*What to do*:
Look through the material below for "folder". Copy every line that contains it.

*Information shown*:
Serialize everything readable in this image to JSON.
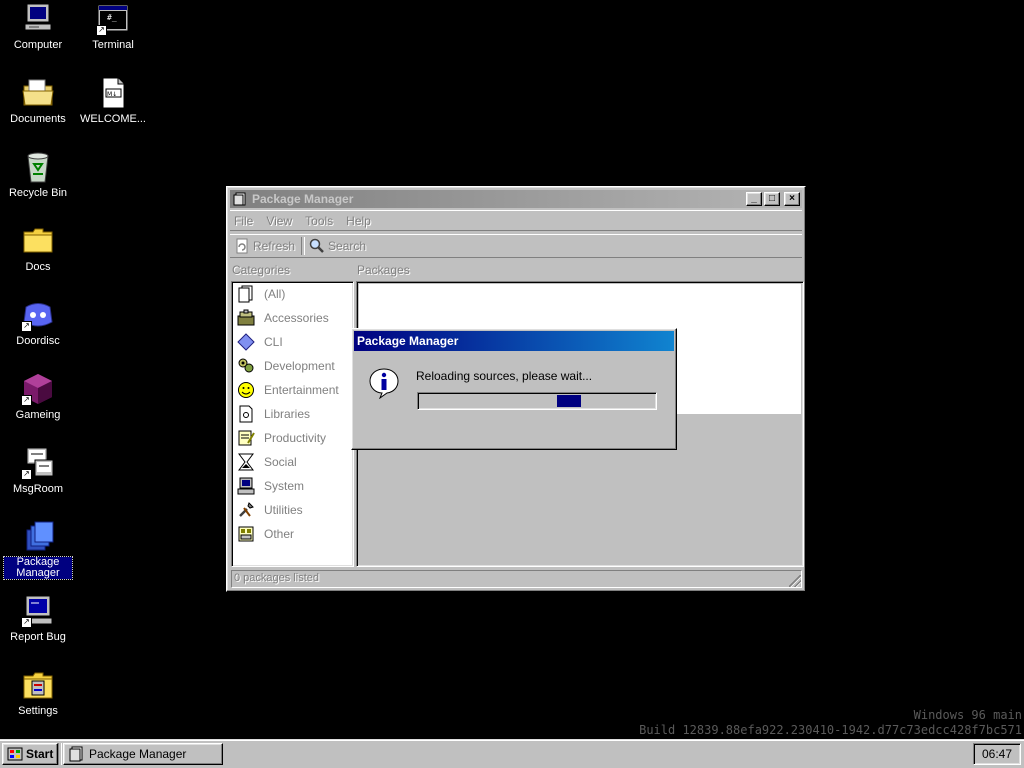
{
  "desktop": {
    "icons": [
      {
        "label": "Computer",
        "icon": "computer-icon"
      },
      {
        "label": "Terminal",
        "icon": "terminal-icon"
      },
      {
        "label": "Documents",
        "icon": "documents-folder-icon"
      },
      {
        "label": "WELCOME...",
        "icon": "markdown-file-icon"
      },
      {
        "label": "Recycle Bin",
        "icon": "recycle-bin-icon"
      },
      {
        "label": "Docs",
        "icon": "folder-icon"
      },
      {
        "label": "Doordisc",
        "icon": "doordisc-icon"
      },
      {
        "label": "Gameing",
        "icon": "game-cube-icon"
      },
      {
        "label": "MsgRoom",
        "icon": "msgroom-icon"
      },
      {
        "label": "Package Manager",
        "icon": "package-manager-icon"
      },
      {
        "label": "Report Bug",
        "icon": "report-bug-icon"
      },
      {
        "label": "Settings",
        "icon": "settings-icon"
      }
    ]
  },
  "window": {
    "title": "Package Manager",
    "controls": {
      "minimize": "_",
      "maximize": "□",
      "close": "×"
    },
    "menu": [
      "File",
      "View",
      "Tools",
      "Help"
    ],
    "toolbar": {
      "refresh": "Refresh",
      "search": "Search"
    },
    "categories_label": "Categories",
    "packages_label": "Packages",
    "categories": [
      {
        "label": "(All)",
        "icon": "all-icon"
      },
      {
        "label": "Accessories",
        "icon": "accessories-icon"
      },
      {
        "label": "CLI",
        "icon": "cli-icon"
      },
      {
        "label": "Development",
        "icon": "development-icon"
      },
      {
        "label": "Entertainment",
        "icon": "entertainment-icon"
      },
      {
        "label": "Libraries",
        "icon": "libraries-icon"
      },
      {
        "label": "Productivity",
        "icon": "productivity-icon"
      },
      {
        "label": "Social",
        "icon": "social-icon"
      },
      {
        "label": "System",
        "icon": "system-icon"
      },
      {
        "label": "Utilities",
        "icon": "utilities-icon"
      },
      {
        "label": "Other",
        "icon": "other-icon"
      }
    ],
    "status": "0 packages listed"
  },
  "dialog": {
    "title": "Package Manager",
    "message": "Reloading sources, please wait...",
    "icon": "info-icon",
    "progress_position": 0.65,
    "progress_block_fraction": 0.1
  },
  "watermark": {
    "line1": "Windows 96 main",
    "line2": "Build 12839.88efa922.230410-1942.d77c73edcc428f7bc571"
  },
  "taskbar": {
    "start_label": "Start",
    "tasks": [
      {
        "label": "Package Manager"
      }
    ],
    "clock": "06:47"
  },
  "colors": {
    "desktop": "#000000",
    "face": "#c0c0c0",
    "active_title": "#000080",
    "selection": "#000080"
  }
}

*Result of the task*:
        "icon": "documents-folder-icon"
        "icon": "folder-icon"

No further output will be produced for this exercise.